GIVEN EXERCISE —
Select from the records below every line that has the word "text" in it.

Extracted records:
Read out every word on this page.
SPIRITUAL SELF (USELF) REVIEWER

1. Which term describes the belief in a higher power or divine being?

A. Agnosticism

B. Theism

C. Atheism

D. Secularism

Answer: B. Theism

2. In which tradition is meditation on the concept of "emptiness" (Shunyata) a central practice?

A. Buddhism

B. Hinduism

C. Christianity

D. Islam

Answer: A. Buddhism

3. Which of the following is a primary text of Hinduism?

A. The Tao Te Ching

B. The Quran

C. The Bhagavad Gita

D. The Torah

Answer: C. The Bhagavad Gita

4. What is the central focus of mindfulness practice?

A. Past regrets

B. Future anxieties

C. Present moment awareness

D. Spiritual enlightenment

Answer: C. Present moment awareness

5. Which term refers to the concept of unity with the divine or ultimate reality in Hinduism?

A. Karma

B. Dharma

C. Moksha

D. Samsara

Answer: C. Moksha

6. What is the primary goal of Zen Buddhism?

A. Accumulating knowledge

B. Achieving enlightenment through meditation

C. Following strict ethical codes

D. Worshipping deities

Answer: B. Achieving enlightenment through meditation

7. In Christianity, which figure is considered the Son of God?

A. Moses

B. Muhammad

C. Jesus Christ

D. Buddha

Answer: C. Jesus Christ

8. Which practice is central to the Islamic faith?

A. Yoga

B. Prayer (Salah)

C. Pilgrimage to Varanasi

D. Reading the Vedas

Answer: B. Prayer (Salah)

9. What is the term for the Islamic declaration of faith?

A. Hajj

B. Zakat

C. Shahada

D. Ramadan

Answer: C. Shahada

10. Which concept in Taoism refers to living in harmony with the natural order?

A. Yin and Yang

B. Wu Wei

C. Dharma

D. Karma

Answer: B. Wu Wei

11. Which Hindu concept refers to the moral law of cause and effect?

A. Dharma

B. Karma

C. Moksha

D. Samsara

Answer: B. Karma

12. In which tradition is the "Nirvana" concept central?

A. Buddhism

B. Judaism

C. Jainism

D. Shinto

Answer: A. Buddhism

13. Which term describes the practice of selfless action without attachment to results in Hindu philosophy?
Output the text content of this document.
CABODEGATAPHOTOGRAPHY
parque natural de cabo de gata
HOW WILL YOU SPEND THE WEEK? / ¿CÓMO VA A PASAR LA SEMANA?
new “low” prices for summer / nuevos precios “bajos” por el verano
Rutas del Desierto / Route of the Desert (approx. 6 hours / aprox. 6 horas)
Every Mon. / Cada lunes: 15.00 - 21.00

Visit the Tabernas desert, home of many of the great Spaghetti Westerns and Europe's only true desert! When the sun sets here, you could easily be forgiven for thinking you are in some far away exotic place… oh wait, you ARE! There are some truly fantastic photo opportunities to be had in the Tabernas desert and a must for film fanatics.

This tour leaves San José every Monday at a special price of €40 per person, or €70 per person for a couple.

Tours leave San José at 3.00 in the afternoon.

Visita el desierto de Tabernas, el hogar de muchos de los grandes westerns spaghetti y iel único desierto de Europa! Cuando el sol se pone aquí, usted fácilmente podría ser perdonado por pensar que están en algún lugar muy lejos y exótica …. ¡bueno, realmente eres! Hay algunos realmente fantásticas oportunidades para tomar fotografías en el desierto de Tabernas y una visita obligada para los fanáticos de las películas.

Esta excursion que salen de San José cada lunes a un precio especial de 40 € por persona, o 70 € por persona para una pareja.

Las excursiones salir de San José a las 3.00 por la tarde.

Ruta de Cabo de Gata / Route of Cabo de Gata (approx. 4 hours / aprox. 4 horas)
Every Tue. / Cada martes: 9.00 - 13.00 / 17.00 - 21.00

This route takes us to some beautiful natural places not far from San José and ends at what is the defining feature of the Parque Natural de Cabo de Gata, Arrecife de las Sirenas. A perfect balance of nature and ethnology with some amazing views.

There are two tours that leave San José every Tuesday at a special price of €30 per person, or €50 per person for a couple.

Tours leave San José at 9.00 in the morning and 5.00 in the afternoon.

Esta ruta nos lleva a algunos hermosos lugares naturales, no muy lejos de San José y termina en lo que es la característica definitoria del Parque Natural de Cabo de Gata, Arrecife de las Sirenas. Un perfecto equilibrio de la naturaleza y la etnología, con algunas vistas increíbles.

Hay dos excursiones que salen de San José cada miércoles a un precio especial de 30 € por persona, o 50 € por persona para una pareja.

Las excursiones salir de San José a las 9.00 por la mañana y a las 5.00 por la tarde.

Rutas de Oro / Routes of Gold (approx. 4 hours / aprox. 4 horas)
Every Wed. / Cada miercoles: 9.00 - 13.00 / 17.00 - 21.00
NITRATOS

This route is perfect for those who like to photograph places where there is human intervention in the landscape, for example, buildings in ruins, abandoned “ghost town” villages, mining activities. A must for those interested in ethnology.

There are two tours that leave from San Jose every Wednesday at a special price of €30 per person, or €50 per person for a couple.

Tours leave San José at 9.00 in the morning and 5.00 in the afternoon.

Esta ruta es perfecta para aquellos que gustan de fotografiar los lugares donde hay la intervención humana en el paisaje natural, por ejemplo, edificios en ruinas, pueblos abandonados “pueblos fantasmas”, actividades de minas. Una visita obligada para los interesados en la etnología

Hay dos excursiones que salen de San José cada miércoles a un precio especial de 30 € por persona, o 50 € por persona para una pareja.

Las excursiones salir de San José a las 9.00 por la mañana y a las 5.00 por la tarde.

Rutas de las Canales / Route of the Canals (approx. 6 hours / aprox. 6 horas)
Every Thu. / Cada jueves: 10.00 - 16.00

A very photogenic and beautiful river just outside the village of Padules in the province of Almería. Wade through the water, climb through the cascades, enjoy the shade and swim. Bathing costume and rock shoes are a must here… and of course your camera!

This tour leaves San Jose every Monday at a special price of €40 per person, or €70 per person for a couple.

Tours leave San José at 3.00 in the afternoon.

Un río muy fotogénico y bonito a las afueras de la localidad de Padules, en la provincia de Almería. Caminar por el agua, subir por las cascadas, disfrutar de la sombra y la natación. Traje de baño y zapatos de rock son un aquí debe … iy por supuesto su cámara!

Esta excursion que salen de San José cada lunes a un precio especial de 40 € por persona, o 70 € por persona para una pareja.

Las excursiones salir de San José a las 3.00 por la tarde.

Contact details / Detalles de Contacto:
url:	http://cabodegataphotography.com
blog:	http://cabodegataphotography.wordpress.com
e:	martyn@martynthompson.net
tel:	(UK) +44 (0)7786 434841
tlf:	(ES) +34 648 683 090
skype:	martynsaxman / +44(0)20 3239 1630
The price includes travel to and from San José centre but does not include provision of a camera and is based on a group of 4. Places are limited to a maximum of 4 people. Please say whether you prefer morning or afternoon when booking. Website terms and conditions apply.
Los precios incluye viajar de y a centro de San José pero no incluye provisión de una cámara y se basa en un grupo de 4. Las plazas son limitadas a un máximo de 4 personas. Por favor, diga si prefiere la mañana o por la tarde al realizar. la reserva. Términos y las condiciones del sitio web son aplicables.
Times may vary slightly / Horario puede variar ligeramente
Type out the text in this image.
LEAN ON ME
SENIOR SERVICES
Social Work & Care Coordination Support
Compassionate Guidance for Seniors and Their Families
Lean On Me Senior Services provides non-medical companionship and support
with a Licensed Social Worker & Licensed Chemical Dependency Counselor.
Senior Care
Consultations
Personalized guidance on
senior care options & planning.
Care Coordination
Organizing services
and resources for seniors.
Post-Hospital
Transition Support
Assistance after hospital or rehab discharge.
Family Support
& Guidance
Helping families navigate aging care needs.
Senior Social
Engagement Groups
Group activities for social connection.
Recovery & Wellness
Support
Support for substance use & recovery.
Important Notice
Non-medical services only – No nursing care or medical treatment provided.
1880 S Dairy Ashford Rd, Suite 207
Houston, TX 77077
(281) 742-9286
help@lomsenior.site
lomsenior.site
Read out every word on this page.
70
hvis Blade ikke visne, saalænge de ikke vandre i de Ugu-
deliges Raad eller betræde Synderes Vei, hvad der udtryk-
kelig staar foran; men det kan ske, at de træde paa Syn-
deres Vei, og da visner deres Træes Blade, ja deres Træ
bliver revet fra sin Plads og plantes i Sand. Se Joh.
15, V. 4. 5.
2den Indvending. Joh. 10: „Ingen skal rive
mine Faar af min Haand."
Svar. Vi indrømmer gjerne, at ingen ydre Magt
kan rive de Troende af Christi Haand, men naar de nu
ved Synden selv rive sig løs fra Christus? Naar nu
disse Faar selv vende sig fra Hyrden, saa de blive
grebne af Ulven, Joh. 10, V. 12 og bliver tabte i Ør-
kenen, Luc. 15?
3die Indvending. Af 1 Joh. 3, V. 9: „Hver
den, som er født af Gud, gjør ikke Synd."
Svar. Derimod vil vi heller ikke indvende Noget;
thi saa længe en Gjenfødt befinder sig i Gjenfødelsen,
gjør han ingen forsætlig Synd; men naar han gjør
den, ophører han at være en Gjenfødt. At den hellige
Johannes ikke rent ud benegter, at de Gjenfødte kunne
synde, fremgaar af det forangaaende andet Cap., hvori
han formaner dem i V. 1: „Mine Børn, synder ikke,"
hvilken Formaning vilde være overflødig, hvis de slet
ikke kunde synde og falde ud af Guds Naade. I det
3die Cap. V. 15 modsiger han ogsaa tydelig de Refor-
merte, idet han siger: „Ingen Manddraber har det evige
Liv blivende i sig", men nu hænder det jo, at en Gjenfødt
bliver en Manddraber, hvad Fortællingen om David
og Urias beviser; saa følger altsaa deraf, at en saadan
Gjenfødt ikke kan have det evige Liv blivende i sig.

EXERCISE RESULT —
3. Which of the following is a primary text of Hinduism?
Output the text content of this document.
Type out the text in this image.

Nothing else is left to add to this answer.